Restate the full set of records exactly, without adding or dropping a word.
#### Stored records
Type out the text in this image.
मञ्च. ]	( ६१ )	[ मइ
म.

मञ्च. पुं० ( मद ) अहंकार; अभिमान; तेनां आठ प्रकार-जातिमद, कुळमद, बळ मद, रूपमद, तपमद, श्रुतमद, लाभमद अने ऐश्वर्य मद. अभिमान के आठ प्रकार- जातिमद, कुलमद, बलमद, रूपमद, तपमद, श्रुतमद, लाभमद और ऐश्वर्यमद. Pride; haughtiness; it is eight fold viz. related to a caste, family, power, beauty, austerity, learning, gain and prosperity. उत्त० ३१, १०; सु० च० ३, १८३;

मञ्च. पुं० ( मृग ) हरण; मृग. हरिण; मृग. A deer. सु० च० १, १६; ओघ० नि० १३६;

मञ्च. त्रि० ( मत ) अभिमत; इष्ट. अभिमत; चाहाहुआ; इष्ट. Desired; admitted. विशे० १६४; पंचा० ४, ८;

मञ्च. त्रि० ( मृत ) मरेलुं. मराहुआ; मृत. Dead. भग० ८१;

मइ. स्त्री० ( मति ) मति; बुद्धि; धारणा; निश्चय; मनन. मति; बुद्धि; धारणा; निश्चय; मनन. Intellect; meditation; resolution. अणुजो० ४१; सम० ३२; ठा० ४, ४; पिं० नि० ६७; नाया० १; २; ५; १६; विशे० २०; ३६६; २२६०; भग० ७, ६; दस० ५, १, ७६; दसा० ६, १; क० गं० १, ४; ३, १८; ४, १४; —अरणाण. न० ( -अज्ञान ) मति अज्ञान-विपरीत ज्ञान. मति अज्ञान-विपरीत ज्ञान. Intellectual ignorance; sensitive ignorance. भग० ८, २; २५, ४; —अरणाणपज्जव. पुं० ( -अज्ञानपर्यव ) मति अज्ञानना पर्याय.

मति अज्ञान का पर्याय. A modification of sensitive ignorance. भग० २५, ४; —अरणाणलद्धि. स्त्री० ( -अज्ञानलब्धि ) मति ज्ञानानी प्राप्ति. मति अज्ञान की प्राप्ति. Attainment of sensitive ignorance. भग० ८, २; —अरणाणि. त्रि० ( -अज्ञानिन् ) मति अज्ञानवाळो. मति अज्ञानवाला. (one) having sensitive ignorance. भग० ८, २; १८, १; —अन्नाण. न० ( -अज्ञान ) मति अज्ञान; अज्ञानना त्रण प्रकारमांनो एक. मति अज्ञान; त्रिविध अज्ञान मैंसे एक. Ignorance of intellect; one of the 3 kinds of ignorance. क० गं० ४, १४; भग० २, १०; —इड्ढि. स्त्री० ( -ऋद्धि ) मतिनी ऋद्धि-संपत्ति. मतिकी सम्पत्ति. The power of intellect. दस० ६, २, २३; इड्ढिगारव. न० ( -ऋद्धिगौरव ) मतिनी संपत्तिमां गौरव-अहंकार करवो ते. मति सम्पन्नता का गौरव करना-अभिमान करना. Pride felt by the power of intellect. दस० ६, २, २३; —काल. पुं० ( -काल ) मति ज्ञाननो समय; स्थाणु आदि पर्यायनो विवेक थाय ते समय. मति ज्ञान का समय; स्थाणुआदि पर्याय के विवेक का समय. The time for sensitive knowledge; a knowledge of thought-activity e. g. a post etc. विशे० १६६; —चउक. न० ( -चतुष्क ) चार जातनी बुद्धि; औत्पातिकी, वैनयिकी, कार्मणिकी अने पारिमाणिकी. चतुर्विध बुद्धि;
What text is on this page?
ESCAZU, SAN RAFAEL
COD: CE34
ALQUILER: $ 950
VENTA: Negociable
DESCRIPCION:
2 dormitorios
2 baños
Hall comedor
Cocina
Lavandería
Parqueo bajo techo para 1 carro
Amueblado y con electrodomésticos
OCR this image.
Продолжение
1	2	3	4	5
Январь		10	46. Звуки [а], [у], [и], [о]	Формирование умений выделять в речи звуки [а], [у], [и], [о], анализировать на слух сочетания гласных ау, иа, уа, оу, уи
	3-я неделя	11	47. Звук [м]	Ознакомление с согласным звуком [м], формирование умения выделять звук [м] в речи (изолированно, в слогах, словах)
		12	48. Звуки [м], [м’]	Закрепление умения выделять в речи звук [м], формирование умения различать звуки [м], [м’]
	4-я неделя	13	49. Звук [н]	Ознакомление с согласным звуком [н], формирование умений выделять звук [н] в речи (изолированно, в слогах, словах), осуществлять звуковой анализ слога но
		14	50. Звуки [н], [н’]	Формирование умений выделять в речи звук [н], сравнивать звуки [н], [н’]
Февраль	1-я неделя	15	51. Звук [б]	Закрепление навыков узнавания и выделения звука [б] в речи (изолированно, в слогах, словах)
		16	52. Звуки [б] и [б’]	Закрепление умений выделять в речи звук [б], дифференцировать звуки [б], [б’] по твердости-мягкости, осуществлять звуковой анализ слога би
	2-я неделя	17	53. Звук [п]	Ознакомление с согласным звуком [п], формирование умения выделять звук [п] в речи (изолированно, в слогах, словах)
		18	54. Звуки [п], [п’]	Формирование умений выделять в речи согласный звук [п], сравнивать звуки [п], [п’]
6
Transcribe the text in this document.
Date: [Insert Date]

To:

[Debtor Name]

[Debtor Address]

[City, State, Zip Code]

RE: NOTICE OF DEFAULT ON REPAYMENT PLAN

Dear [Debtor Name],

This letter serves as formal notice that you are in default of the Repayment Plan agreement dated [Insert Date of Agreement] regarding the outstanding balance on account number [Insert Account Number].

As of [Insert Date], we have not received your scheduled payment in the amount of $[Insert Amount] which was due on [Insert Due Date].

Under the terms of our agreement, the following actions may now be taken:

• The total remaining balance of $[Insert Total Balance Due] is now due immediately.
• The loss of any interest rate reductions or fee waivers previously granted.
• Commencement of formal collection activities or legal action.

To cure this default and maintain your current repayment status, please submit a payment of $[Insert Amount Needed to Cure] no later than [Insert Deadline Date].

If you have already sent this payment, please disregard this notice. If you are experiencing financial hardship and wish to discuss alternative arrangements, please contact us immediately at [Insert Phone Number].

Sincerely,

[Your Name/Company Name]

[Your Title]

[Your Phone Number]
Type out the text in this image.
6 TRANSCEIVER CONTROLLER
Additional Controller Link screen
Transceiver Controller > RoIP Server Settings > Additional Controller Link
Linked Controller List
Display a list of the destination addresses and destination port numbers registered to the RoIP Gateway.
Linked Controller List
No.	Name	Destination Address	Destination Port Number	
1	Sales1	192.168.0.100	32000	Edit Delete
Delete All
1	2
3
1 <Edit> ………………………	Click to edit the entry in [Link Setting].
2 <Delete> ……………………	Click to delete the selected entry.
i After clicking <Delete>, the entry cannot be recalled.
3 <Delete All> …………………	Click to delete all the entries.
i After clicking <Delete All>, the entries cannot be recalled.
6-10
########
* Task solution:
Type out the text in this image.
मञ्च. ]	( ६१ )	[ मइ
म.

मञ्च. पुं० ( मद ) अहंकार; अभिमान; तेनां आठ प्रकार-जातिमद, कुळमद, बळ मद, रूपमद, तपमद, श्रुतमद, लाभमद अने ऐश्वर्य मद. अभिमान के आठ प्रकार- जातिमद, कुलमद, बलमद, रूपमद, तपमद, श्रुतमद, लाभमद और ऐश्वर्यमद. Pride; haughtiness; it is eight fold viz. related to a caste, family, power, beauty, austerity, learning, gain and prosperity. उत्त० ३१, १०; सु० च० ३, १८३;

मञ्च. पुं० ( मृग ) हरण; मृग. हरिण; मृग. A deer. सु० च० १, १६; ओघ० नि० १३६;

मञ्च. त्रि० ( मत ) अभिमत; इष्ट. अभिमत; चाहाहुआ; इष्ट. Desired; admitted. विशे० १६४; पंचा० ४, ८;

मञ्च. त्रि० ( मृत ) मरेलुं. मराहुआ; मृत. Dead. भग० ८१;

मइ. स्त्री० ( मति ) मति; बुद्धि; धारणा; निश्चय; मनन. मति; बुद्धि; धारणा; निश्चय; मनन. Intellect; meditation; resolution. अणुजो० ४१; सम० ३२; ठा० ४, ४; पिं० नि० ६७; नाया० १; २; ५; १६; विशे० २०; ३६६; २२६०; भग० ७, ६; दस० ५, १, ७६; दसा० ६, १; क० गं० १, ४; ३, १८; ४, १४; —अरणाण. न० ( -अज्ञान ) मति अज्ञान-विपरीत ज्ञान. मति अज्ञान-विपरीत ज्ञान. Intellectual ignorance; sensitive ignorance. भग० ८, २; २५, ४; —अरणाणपज्जव. पुं० ( -अज्ञानपर्यव ) मति अज्ञानना पर्याय.

मति अज्ञान का पर्याय. A modification of sensitive ignorance. भग० २५, ४; —अरणाणलद्धि. स्त्री० ( -अज्ञानलब्धि ) मति ज्ञानानी प्राप्ति. मति अज्ञान की प्राप्ति. Attainment of sensitive ignorance. भग० ८, २; —अरणाणि. त्रि० ( -अज्ञानिन् ) मति अज्ञानवाळो. मति अज्ञानवाला. (one) having sensitive ignorance. भग० ८, २; १८, १; —अन्नाण. न० ( -अज्ञान ) मति अज्ञान; अज्ञानना त्रण प्रकारमांनो एक. मति अज्ञान; त्रिविध अज्ञान मैंसे एक. Ignorance of intellect; one of the 3 kinds of ignorance. क० गं० ४, १४; भग० २, १०; —इड्ढि. स्त्री० ( -ऋद्धि ) मतिनी ऋद्धि-संपत्ति. मतिकी सम्पत्ति. The power of intellect. दस० ६, २, २३; इड्ढिगारव. न० ( -ऋद्धिगौरव ) मतिनी संपत्तिमां गौरव-अहंकार करवो ते. मति सम्पन्नता का गौरव करना-अभिमान करना. Pride felt by the power of intellect. दस० ६, २, २३; —काल. पुं० ( -काल ) मति ज्ञाननो समय; स्थाणु आदि पर्यायनो विवेक थाय ते समय. मति ज्ञान का समय; स्थाणुआदि पर्याय के विवेक का समय. The time for sensitive knowledge; a knowledge of thought-activity e. g. a post etc. विशे० १६६; —चउक. न० ( -चतुष्क ) चार जातनी बुद्धि; औत्पातिकी, वैनयिकी, कार्मणिकी अने पारिमाणिकी. चतुर्विध बुद्धि;
What text is on this page?
ESCAZU, SAN RAFAEL
COD: CE34
ALQUILER: $ 950
VENTA: Negociable
DESCRIPCION:
2 dormitorios
2 baños
Hall comedor
Cocina
Lavandería
Parqueo bajo techo para 1 carro
Amueblado y con electrodomésticos
OCR this image.
Продолжение
1	2	3	4	5
Январь		10	46. Звуки [а], [у], [и], [о]	Формирование умений выделять в речи звуки [а], [у], [и], [о], анализировать на слух сочетания гласных ау, иа, уа, оу, уи
	3-я неделя	11	47. Звук [м]	Ознакомление с согласным звуком [м], формирование умения выделять звук [м] в речи (изолированно, в слогах, словах)
		12	48. Звуки [м], [м’]	Закрепление умения выделять в речи звук [м], формирование умения различать звуки [м], [м’]
	4-я неделя	13	49. Звук [н]	Ознакомление с согласным звуком [н], формирование умений выделять звук [н] в речи (изолированно, в слогах, словах), осуществлять звуковой анализ слога но
		14	50. Звуки [н], [н’]	Формирование умений выделять в речи звук [н], сравнивать звуки [н], [н’]
Февраль	1-я неделя	15	51. Звук [б]	Закрепление навыков узнавания и выделения звука [б] в речи (изолированно, в слогах, словах)
		16	52. Звуки [б] и [б’]	Закрепление умений выделять в речи звук [б], дифференцировать звуки [б], [б’] по твердости-мягкости, осуществлять звуковой анализ слога би
	2-я неделя	17	53. Звук [п]	Ознакомление с согласным звуком [п], формирование умения выделять звук [п] в речи (изолированно, в слогах, словах)
		18	54. Звуки [п], [п’]	Формирование умений выделять в речи согласный звук [п], сравнивать звуки [п], [п’]
6
Transcribe the text in this document.
Date: [Insert Date]

To:

[Debtor Name]

[Debtor Address]

[City, State, Zip Code]

RE: NOTICE OF DEFAULT ON REPAYMENT PLAN

Dear [Debtor Name],

This letter serves as formal notice that you are in default of the Repayment Plan agreement dated [Insert Date of Agreement] regarding the outstanding balance on account number [Insert Account Number].

As of [Insert Date], we have not received your scheduled payment in the amount of $[Insert Amount] which was due on [Insert Due Date].

Under the terms of our agreement, the following actions may now be taken:

• The total remaining balance of $[Insert Total Balance Due] is now due immediately.
• The loss of any interest rate reductions or fee waivers previously granted.
• Commencement of formal collection activities or legal action.

To cure this default and maintain your current repayment status, please submit a payment of $[Insert Amount Needed to Cure] no later than [Insert Deadline Date].

If you have already sent this payment, please disregard this notice. If you are experiencing financial hardship and wish to discuss alternative arrangements, please contact us immediately at [Insert Phone Number].

Sincerely,

[Your Name/Company Name]

[Your Title]

[Your Phone Number]
Type out the text in this image.
6 TRANSCEIVER CONTROLLER
Additional Controller Link screen
Transceiver Controller > RoIP Server Settings > Additional Controller Link
Linked Controller List
Display a list of the destination addresses and destination port numbers registered to the RoIP Gateway.
Linked Controller List
No.	Name	Destination Address	Destination Port Number	
1	Sales1	192.168.0.100	32000	Edit Delete
Delete All
1	2
3
1 <Edit> ………………………	Click to edit the entry in [Link Setting].
2 <Delete> ……………………	Click to delete the selected entry.
i After clicking <Delete>, the entry cannot be recalled.
3 <Delete All> …………………	Click to delete all the entries.
i After clicking <Delete All>, the entries cannot be recalled.
6-10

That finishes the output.